### WRITTEN INSTRUCTION
Give the stretch of entries from the line containing "image-icon[interactable] — [850, 605, 861, 615]" through the line containing "sort-icon[interactable]: ⇅ — [624, 114, 633, 141]" as a numbered list, leaving out blank lines.

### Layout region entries

## start

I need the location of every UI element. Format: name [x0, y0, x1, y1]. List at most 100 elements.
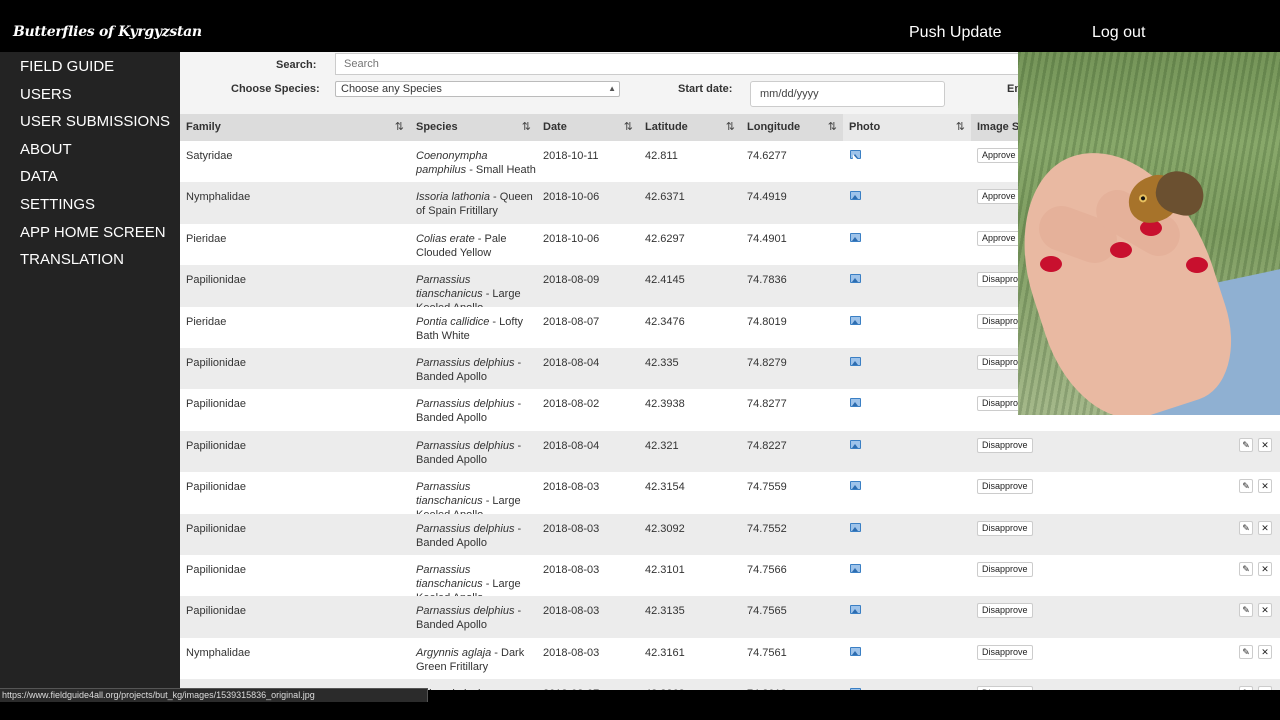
image-icon[interactable] — [850, 605, 861, 615]
sidebar: FIELD GUIDE USERS USER SUBMISSIONS ABOUT… — [0, 52, 180, 690]
nav-users[interactable]: USERS — [20, 86, 72, 103]
image-icon[interactable] — [850, 398, 861, 408]
species-latin: Parnassius tianschanicus — [416, 481, 483, 508]
push-update-link[interactable]: Push Update — [909, 24, 1002, 42]
image-icon[interactable] — [850, 232, 861, 242]
disapprove-button[interactable]: Disapprove — [977, 520, 1033, 536]
cell-date: 2018-08-03 — [543, 564, 600, 576]
close-icon[interactable]: ✕ — [1258, 562, 1272, 576]
sort-icon[interactable]: ⇅ — [624, 114, 633, 141]
cell-longitude: 74.8012 — [747, 687, 787, 690]
cell-species: Parnassius delphius - Banded Apollo — [416, 397, 538, 425]
col-latitude[interactable]: Latitude ⇅ — [639, 114, 741, 141]
image-icon[interactable] — [850, 688, 861, 690]
edit-icon[interactable]: ✎ — [1239, 686, 1253, 690]
col-photo-label: Photo — [849, 121, 881, 133]
col-date-label: Date — [543, 121, 567, 133]
image-icon[interactable] — [850, 274, 861, 284]
cell-family: Nymphalidae — [186, 191, 251, 204]
table-row: Nymphalidae Argynnis aglaja - Dark Green … — [180, 637, 1280, 680]
close-icon[interactable]: ✕ — [1258, 479, 1272, 494]
nav-translation[interactable]: TRANSLATION — [20, 251, 124, 268]
species-label: Choose Species: — [231, 83, 320, 95]
close-icon[interactable]: ✕ — [1258, 603, 1272, 618]
disapprove-button[interactable]: Disapprove — [977, 562, 1033, 577]
edit-icon[interactable]: ✎ — [1239, 644, 1253, 659]
close-icon[interactable]: ✕ — [1258, 437, 1272, 452]
image-icon[interactable] — [850, 439, 861, 449]
cell-longitude: 74.7559 — [747, 481, 787, 494]
cell-longitude: 74.7552 — [747, 522, 787, 535]
species-select[interactable]: Choose any Species ▲ — [335, 81, 620, 97]
edit-icon[interactable]: ✎ — [1239, 562, 1253, 576]
close-icon[interactable]: ✕ — [1258, 520, 1272, 535]
nav-field-guide[interactable]: FIELD GUIDE — [20, 58, 114, 75]
cell-latitude: 42.4145 — [645, 274, 685, 287]
image-icon[interactable] — [850, 481, 861, 491]
disapprove-button[interactable]: Disapprove — [977, 686, 1033, 690]
edit-icon[interactable]: ✎ — [1239, 437, 1253, 452]
approve-button[interactable]: Approve — [977, 148, 1021, 163]
cell-longitude: 74.7565 — [747, 605, 787, 618]
sort-icon[interactable]: ⇅ — [828, 114, 837, 141]
cell-longitude: 74.8279 — [747, 357, 787, 369]
cell-latitude: 42.6297 — [645, 232, 685, 245]
start-date-input[interactable]: mm/dd/yyyy — [750, 81, 945, 107]
species-select-value: Choose any Species — [341, 83, 442, 95]
nav-app-home-screen[interactable]: APP HOME SCREEN — [20, 224, 166, 241]
cell-species: Pontia callidice - Lofty Bath White — [416, 315, 538, 343]
col-longitude[interactable]: Longitude ⇅ — [741, 114, 843, 141]
approve-button[interactable]: Approve — [977, 189, 1021, 205]
close-icon[interactable]: ✕ — [1258, 686, 1272, 690]
nav-data[interactable]: DATA — [20, 168, 58, 185]
disapprove-button[interactable]: Disapprove — [977, 644, 1033, 660]
sort-icon[interactable]: ⇅ — [956, 114, 965, 141]
sort-icon[interactable]: ⇅ — [395, 114, 404, 141]
sort-icon[interactable]: ⇅ — [726, 114, 735, 141]
top-bar: Butterflies of Kyrgyzstan Push Update Lo… — [0, 0, 1280, 52]
cell-longitude: 74.8277 — [747, 398, 787, 411]
bottom-bar — [0, 702, 1280, 720]
species-latin: Issoria lathonia — [416, 191, 490, 204]
close-icon[interactable]: ✕ — [1258, 644, 1272, 659]
image-icon[interactable] — [850, 315, 861, 325]
cell-longitude: 74.7561 — [747, 646, 787, 659]
cell-latitude: 42.321 — [645, 439, 679, 452]
cell-date: 2018-10-06 — [543, 191, 600, 204]
start-date-label: Start date: — [678, 83, 733, 95]
image-icon[interactable] — [850, 564, 861, 573]
species-latin: Colias erate — [416, 232, 475, 245]
nav-about[interactable]: ABOUT — [20, 141, 72, 158]
photo-preview — [1018, 52, 1280, 415]
sort-icon[interactable]: ⇅ — [522, 114, 531, 141]
cell-family: Satyridae — [186, 150, 233, 162]
cell-latitude: 42.811 — [645, 150, 678, 162]
cell-species: Argynnis aglaja - Dark Green Fritillary — [416, 646, 538, 674]
image-icon[interactable] — [850, 646, 861, 656]
nav-user-submissions[interactable]: USER SUBMISSIONS — [20, 113, 170, 130]
brand-logo[interactable]: Butterflies of Kyrgyzstan — [13, 24, 202, 40]
disapprove-button[interactable]: Disapprove — [977, 603, 1033, 619]
approve-button[interactable]: Approve — [977, 230, 1021, 246]
disapprove-button[interactable]: Disapprove — [977, 479, 1033, 495]
image-icon[interactable] — [850, 191, 861, 201]
col-species[interactable]: Species ⇅ — [410, 114, 537, 141]
species-latin: Parnassius tianschanicus — [416, 564, 483, 590]
nail-shape — [1110, 242, 1132, 258]
cell-family: Papilionidae — [186, 398, 246, 411]
cell-longitude: 74.7566 — [747, 564, 787, 576]
image-icon[interactable] — [850, 522, 861, 532]
cell-date: 2018-08-07 — [543, 687, 599, 690]
nav-settings[interactable]: SETTINGS — [20, 196, 95, 213]
logout-link[interactable]: Log out — [1092, 24, 1145, 42]
species-common: - Small Heath — [466, 164, 536, 176]
disapprove-button[interactable]: Disapprove — [977, 437, 1033, 453]
edit-icon[interactable]: ✎ — [1239, 479, 1253, 494]
image-icon[interactable] — [850, 357, 861, 366]
search-input[interactable] — [335, 53, 1025, 75]
edit-icon[interactable]: ✎ — [1239, 520, 1253, 535]
col-date[interactable]: Date ⇅ — [537, 114, 639, 141]
col-family[interactable]: Family ⇅ — [180, 114, 410, 141]
col-photo[interactable]: Photo ⇅ — [843, 114, 971, 141]
edit-icon[interactable]: ✎ — [1239, 603, 1253, 618]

## end

### WRITTEN ANSWER
1. image-icon[interactable] — [850, 605, 861, 615]
2. sidebar: FIELD GUIDE USERS USER SUBMISSIONS ABOUT… — [0, 52, 180, 690]
3. nav-users[interactable]: USERS — [20, 86, 72, 103]
4. image-icon[interactable] — [850, 398, 861, 408]
5. species-latin: Parnassius tianschanicus — [416, 481, 483, 508]
6. push-update-link[interactable]: Push Update — [909, 24, 1002, 42]
7. image-icon[interactable] — [850, 232, 861, 242]
8. disapprove-button[interactable]: Disapprove — [977, 520, 1033, 536]
9. cell-date: 2018-08-03 — [543, 564, 600, 576]
10. close-icon[interactable]: ✕ — [1258, 562, 1272, 576]
11. sort-icon[interactable]: ⇅ — [624, 114, 633, 141]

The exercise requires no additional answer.